EXERCISE MATERIALS:
================================
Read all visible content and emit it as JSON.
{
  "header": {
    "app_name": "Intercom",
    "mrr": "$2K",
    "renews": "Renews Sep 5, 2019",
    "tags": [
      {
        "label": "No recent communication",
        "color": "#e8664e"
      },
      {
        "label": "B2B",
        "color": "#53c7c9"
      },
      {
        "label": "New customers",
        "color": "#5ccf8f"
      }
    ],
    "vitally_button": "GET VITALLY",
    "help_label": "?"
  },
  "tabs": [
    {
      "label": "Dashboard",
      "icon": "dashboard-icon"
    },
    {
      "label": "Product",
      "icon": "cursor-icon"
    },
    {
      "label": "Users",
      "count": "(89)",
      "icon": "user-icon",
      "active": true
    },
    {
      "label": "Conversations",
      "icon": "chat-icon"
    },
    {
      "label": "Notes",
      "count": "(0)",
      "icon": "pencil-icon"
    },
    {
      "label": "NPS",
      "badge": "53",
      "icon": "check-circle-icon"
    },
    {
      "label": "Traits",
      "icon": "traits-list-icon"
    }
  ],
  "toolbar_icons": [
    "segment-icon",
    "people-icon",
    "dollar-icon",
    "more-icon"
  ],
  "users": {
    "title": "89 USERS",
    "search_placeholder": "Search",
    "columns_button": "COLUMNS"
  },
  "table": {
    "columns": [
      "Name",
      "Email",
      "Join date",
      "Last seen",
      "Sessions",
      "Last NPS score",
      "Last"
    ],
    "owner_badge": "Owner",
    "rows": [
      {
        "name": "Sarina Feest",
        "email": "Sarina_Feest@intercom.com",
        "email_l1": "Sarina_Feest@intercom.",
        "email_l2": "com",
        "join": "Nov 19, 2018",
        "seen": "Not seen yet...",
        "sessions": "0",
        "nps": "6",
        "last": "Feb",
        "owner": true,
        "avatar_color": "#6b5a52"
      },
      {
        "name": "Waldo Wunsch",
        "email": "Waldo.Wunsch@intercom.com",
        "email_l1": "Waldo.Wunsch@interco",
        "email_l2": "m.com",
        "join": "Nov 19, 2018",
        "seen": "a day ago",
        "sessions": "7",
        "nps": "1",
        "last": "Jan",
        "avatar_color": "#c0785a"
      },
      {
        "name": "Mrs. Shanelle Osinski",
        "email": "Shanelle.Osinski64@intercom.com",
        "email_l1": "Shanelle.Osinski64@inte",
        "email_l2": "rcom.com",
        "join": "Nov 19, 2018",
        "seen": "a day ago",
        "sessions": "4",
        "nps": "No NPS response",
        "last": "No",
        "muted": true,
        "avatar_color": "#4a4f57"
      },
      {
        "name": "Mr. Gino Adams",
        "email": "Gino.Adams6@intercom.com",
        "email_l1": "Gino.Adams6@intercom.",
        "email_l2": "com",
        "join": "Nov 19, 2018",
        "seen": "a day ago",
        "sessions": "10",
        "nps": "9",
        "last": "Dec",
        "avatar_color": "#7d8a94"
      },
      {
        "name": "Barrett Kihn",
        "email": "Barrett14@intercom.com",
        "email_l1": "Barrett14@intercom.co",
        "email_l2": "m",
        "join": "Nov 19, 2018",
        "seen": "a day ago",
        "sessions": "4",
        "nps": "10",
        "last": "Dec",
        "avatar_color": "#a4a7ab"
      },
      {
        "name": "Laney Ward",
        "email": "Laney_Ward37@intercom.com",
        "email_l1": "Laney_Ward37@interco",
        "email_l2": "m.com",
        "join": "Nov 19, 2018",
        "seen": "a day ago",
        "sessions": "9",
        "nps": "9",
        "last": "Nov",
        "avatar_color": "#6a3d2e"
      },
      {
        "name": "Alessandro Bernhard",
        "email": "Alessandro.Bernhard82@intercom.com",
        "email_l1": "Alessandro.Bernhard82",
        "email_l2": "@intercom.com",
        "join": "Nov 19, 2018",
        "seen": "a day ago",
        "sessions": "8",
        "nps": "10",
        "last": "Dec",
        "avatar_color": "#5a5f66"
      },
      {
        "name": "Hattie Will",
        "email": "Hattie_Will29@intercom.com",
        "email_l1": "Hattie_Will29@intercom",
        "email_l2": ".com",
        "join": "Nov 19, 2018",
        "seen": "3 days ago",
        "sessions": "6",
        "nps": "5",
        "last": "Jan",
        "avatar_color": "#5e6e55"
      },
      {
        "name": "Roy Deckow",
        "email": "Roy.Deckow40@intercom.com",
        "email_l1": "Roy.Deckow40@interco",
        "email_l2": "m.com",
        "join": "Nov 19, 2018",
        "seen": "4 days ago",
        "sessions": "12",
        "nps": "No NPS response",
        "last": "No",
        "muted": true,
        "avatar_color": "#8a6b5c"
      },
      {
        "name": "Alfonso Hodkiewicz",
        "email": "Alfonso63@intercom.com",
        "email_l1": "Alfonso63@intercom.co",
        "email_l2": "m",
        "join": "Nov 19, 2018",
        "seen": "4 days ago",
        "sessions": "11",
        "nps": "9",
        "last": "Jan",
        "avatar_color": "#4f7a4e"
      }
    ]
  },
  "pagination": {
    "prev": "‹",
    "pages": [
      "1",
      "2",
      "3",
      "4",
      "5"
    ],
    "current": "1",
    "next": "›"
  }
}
================================
EXERCISE PROMPT:
Every entry must be output again, exactly as written above.

OUTPUT BELOW:
Read all visible content and emit it as JSON.
{
  "header": {
    "app_name": "Intercom",
    "mrr": "$2K",
    "renews": "Renews Sep 5, 2019",
    "tags": [
      {
        "label": "No recent communication",
        "color": "#e8664e"
      },
      {
        "label": "B2B",
        "color": "#53c7c9"
      },
      {
        "label": "New customers",
        "color": "#5ccf8f"
      }
    ],
    "vitally_button": "GET VITALLY",
    "help_label": "?"
  },
  "tabs": [
    {
      "label": "Dashboard",
      "icon": "dashboard-icon"
    },
    {
      "label": "Product",
      "icon": "cursor-icon"
    },
    {
      "label": "Users",
      "count": "(89)",
      "icon": "user-icon",
      "active": true
    },
    {
      "label": "Conversations",
      "icon": "chat-icon"
    },
    {
      "label": "Notes",
      "count": "(0)",
      "icon": "pencil-icon"
    },
    {
      "label": "NPS",
      "badge": "53",
      "icon": "check-circle-icon"
    },
    {
      "label": "Traits",
      "icon": "traits-list-icon"
    }
  ],
  "toolbar_icons": [
    "segment-icon",
    "people-icon",
    "dollar-icon",
    "more-icon"
  ],
  "users": {
    "title": "89 USERS",
    "search_placeholder": "Search",
    "columns_button": "COLUMNS"
  },
  "table": {
    "columns": [
      "Name",
      "Email",
      "Join date",
      "Last seen",
      "Sessions",
      "Last NPS score",
      "Last"
    ],
    "owner_badge": "Owner",
    "rows": [
      {
        "name": "Sarina Feest",
        "email": "Sarina_Feest@intercom.com",
        "email_l1": "Sarina_Feest@intercom.",
        "email_l2": "com",
        "join": "Nov 19, 2018",
        "seen": "Not seen yet...",
        "sessions": "0",
        "nps": "6",
        "last": "Feb",
        "owner": true,
        "avatar_color": "#6b5a52"
      },
      {
        "name": "Waldo Wunsch",
        "email": "Waldo.Wunsch@intercom.com",
        "email_l1": "Waldo.Wunsch@interco",
        "email_l2": "m.com",
        "join": "Nov 19, 2018",
        "seen": "a day ago",
        "sessions": "7",
        "nps": "1",
        "last": "Jan",
        "avatar_color": "#c0785a"
      },
      {
        "name": "Mrs. Shanelle Osinski",
        "email": "Shanelle.Osinski64@intercom.com",
        "email_l1": "Shanelle.Osinski64@inte",
        "email_l2": "rcom.com",
        "join": "Nov 19, 2018",
        "seen": "a day ago",
        "sessions": "4",
        "nps": "No NPS response",
        "last": "No",
        "muted": true,
        "avatar_color": "#4a4f57"
      },
      {
        "name": "Mr. Gino Adams",
        "email": "Gino.Adams6@intercom.com",
        "email_l1": "Gino.Adams6@intercom.",
        "email_l2": "com",
        "join": "Nov 19, 2018",
        "seen": "a day ago",
        "sessions": "10",
        "nps": "9",
        "last": "Dec",
        "avatar_color": "#7d8a94"
      },
      {
        "name": "Barrett Kihn",
        "email": "Barrett14@intercom.com",
        "email_l1": "Barrett14@intercom.co",
        "email_l2": "m",
        "join": "Nov 19, 2018",
        "seen": "a day ago",
        "sessions": "4",
        "nps": "10",
        "last": "Dec",
        "avatar_color": "#a4a7ab"
      },
      {
        "name": "Laney Ward",
        "email": "Laney_Ward37@intercom.com",
        "email_l1": "Laney_Ward37@interco",
        "email_l2": "m.com",
        "join": "Nov 19, 2018",
        "seen": "a day ago",
        "sessions": "9",
        "nps": "9",
        "last": "Nov",
        "avatar_color": "#6a3d2e"
      },
      {
        "name": "Alessandro Bernhard",
        "email": "Alessandro.Bernhard82@intercom.com",
        "email_l1": "Alessandro.Bernhard82",
        "email_l2": "@intercom.com",
        "join": "Nov 19, 2018",
        "seen": "a day ago",
        "sessions": "8",
        "nps": "10",
        "last": "Dec",
        "avatar_color": "#5a5f66"
      },
      {
        "name": "Hattie Will",
        "email": "Hattie_Will29@intercom.com",
        "email_l1": "Hattie_Will29@intercom",
        "email_l2": ".com",
        "join": "Nov 19, 2018",
        "seen": "3 days ago",
        "sessions": "6",
        "nps": "5",
        "last": "Jan",
        "avatar_color": "#5e6e55"
      },
      {
        "name": "Roy Deckow",
        "email": "Roy.Deckow40@intercom.com",
        "email_l1": "Roy.Deckow40@interco",
        "email_l2": "m.com",
        "join": "Nov 19, 2018",
        "seen": "4 days ago",
        "sessions": "12",
        "nps": "No NPS response",
        "last": "No",
        "muted": true,
        "avatar_color": "#8a6b5c"
      },
      {
        "name": "Alfonso Hodkiewicz",
        "email": "Alfonso63@intercom.com",
        "email_l1": "Alfonso63@intercom.co",
        "email_l2": "m",
        "join": "Nov 19, 2018",
        "seen": "4 days ago",
        "sessions": "11",
        "nps": "9",
        "last": "Jan",
        "avatar_color": "#4f7a4e"
      }
    ]
  },
  "pagination": {
    "prev": "‹",
    "pages": [
      "1",
      "2",
      "3",
      "4",
      "5"
    ],
    "current": "1",
    "next": "›"
  }
}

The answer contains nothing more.